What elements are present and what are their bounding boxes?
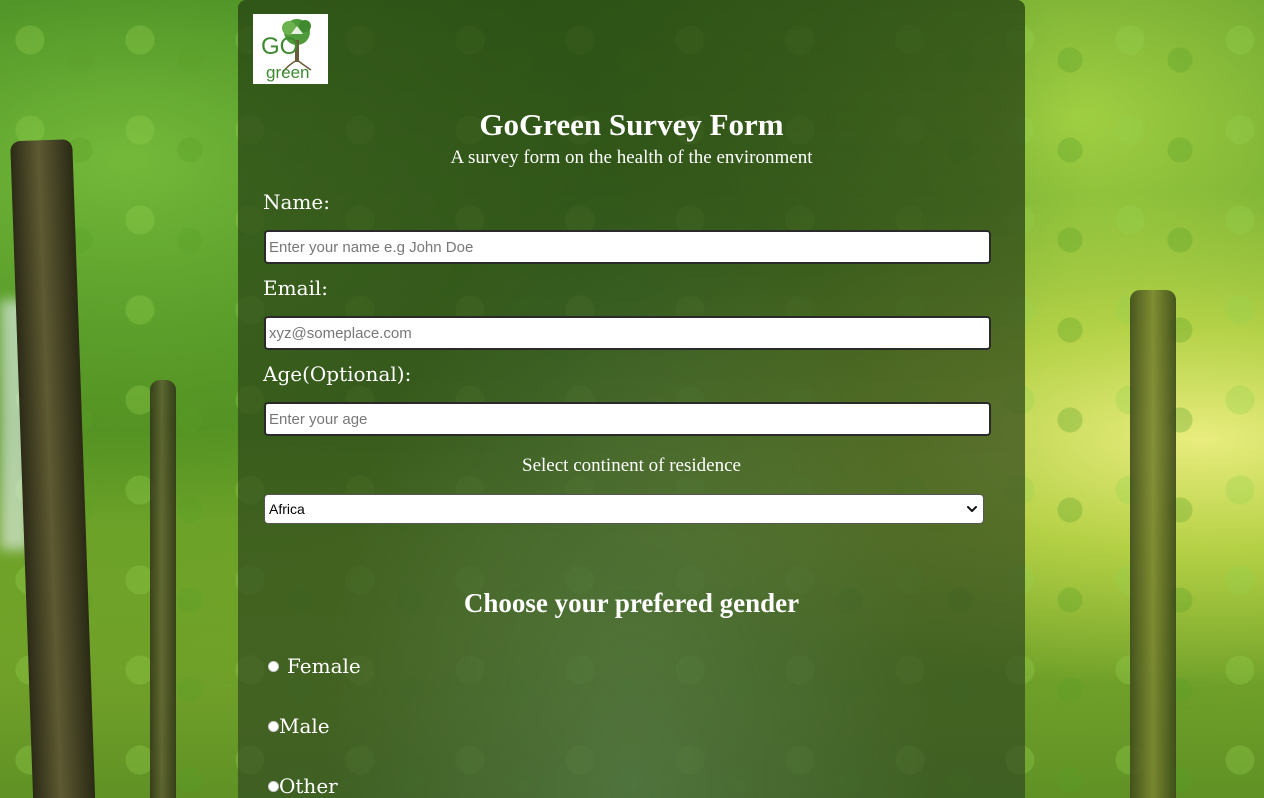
gender-option-female[interactable]: Female xyxy=(268,654,361,678)
background-tree-trunk xyxy=(1130,290,1176,798)
continent-select[interactable]: Africa xyxy=(264,494,984,524)
continent-selected-value: Africa xyxy=(269,501,305,517)
gender-option-label: Other xyxy=(279,774,338,798)
age-label: Age(Optional): xyxy=(263,362,412,386)
survey-form-panel: GO green GoGreen Survey Form A survey fo… xyxy=(238,0,1025,798)
email-input[interactable] xyxy=(264,316,991,350)
age-input[interactable] xyxy=(264,402,991,436)
name-label: Name: xyxy=(263,190,330,214)
name-input[interactable] xyxy=(264,230,991,264)
recycle-tree-logo-icon: GO green xyxy=(261,19,312,82)
radio-male[interactable] xyxy=(268,720,279,732)
radio-female[interactable] xyxy=(268,660,279,672)
email-label: Email: xyxy=(263,276,329,300)
logo-text-green: green xyxy=(266,63,309,82)
gender-option-male[interactable]: Male xyxy=(268,714,330,738)
gender-option-label: Male xyxy=(279,714,330,738)
gogreen-logo: GO green xyxy=(253,14,328,84)
page-title: GoGreen Survey Form xyxy=(479,107,784,142)
gender-option-other[interactable]: Other xyxy=(268,774,338,798)
gender-heading: Choose your prefered gender xyxy=(463,588,800,618)
continent-label: Select continent of residence xyxy=(522,455,741,476)
logo-text-go: GO xyxy=(261,33,298,60)
chevron-down-icon xyxy=(967,506,977,512)
radio-other[interactable] xyxy=(268,780,279,792)
background-tree-trunk xyxy=(150,380,176,798)
gender-option-label: Female xyxy=(287,654,361,678)
page-subtitle: A survey form on the health of the envir… xyxy=(450,147,813,168)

-*-

Turn the material above into a JSON list of strings with one string per line and no blank lines. Leave out the picture placeholders.

[
  "What elements are present and what are their bounding boxes?",
  "gender-option-female[interactable]: Female xyxy=(268,654,361,678)",
  "background-tree-trunk xyxy=(1130,290,1176,798)",
  "continent-select[interactable]: Africa xyxy=(264,494,984,524)",
  "continent-selected-value: Africa xyxy=(269,501,305,517)",
  "gender-option-label: Other xyxy=(279,774,338,798)",
  "age-label: Age(Optional): xyxy=(263,362,412,386)",
  "survey-form-panel: GO green GoGreen Survey Form A survey fo… xyxy=(238,0,1025,798)",
  "email-input[interactable] xyxy=(264,316,991,350)",
  "age-input[interactable] xyxy=(264,402,991,436)",
  "name-label: Name: xyxy=(263,190,330,214)",
  "name-input[interactable] xyxy=(264,230,991,264)",
  "recycle-tree-logo-icon: GO green xyxy=(261,19,312,82)",
  "radio-male[interactable] xyxy=(268,720,279,732)",
  "radio-female[interactable] xyxy=(268,660,279,672)",
  "email-label: Email: xyxy=(263,276,329,300)",
  "logo-text-green: green xyxy=(266,63,309,82)",
  "gender-option-male[interactable]: Male xyxy=(268,714,330,738)",
  "gender-option-label: Male xyxy=(279,714,330,738)",
  "gogreen-logo: GO green xyxy=(253,14,328,84)",
  "page-title: GoGreen Survey Form xyxy=(479,107,784,142)",
  "gender-option-other[interactable]: Other xyxy=(268,774,338,798)",
  "gender-heading: Choose your prefered gender xyxy=(463,588,800,618)",
  "continent-label: Select continent of residence xyxy=(522,455,741,476)",
  "logo-text-go: GO xyxy=(261,33,298,60)",
  "chevron-down-icon xyxy=(967,506,977,512)",
  "radio-other[interactable] xyxy=(268,780,279,792)",
  "background-tree-trunk xyxy=(150,380,176,798)",
  "gender-option-label: Female xyxy=(287,654,361,678)",
  "page-subtitle: A survey form on the health of the envir… xyxy=(450,147,813,168)"
]